PROBLEM TO SOLVE: Rewrite every line of the data below as a numbered list, skipping any blank lines.

## BEGIN ROWS

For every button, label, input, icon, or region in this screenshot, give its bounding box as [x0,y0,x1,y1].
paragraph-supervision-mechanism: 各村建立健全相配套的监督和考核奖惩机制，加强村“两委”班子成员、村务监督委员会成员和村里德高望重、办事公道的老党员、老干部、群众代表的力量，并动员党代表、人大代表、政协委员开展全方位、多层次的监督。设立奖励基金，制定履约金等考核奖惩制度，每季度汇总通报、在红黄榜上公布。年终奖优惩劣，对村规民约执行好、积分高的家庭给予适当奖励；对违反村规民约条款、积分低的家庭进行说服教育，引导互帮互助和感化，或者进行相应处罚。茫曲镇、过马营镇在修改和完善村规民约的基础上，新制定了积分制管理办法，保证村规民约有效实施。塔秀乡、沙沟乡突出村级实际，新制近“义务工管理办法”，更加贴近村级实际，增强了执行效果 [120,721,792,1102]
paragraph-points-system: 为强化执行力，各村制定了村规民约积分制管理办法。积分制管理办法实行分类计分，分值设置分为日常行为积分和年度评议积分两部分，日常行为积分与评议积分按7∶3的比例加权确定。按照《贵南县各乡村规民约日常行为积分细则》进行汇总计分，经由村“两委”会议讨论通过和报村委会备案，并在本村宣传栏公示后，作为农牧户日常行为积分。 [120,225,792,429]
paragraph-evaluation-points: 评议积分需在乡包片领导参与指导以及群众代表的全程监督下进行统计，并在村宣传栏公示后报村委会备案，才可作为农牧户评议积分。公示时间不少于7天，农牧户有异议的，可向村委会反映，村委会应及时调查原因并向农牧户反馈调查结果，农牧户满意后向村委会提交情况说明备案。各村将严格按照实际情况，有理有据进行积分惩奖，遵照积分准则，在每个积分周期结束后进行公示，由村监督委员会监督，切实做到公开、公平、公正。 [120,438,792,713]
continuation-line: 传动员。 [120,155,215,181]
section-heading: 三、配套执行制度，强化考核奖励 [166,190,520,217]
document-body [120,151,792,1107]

## END ROWS

EXERCISE ANSWER:
1. For every button, label, input, icon, or region in this screenshot, give its bounding box as [x0,y0,x1,y1].
2. paragraph-supervision-mechanism: 各村建立健全相配套的监督和考核奖惩机制，加强村“两委”班子成员、村务监督委员会成员和村里德高望重、办事公道的老党员、老干部、群众代表的力量，并动员党代表、人大代表、政协委员开展全方位、多层次的监督。设立奖励基金，制定履约金等考核奖惩制度，每季度汇总通报、在红黄榜上公布。年终奖优惩劣，对村规民约执行好、积分高的家庭给予适当奖励；对违反村规民约条款、积分低的家庭进行说服教育，引导互帮互助和感化，或者进行相应处罚。茫曲镇、过马营镇在修改和完善村规民约的基础上，新制定了积分制管理办法，保证村规民约有效实施。塔秀乡、沙沟乡突出村级实际，新制近“义务工管理办法”，更加贴近村级实际，增强了执行效果 [120,721,792,1102]
3. paragraph-points-system: 为强化执行力，各村制定了村规民约积分制管理办法。积分制管理办法实行分类计分，分值设置分为日常行为积分和年度评议积分两部分，日常行为积分与评议积分按7∶3的比例加权确定。按照《贵南县各乡村规民约日常行为积分细则》进行汇总计分，经由村“两委”会议讨论通过和报村委会备案，并在本村宣传栏公示后，作为农牧户日常行为积分。 [120,225,792,429]
4. paragraph-evaluation-points: 评议积分需在乡包片领导参与指导以及群众代表的全程监督下进行统计，并在村宣传栏公示后报村委会备案，才可作为农牧户评议积分。公示时间不少于7天，农牧户有异议的，可向村委会反映，村委会应及时调查原因并向农牧户反馈调查结果，农牧户满意后向村委会提交情况说明备案。各村将严格按照实际情况，有理有据进行积分惩奖，遵照积分准则，在每个积分周期结束后进行公示，由村监督委员会监督，切实做到公开、公平、公正。 [120,438,792,713]
5. continuation-line: 传动员。 [120,155,215,181]
6. section-heading: 三、配套执行制度，强化考核奖励 [166,190,520,217]
7. document-body [120,151,792,1107]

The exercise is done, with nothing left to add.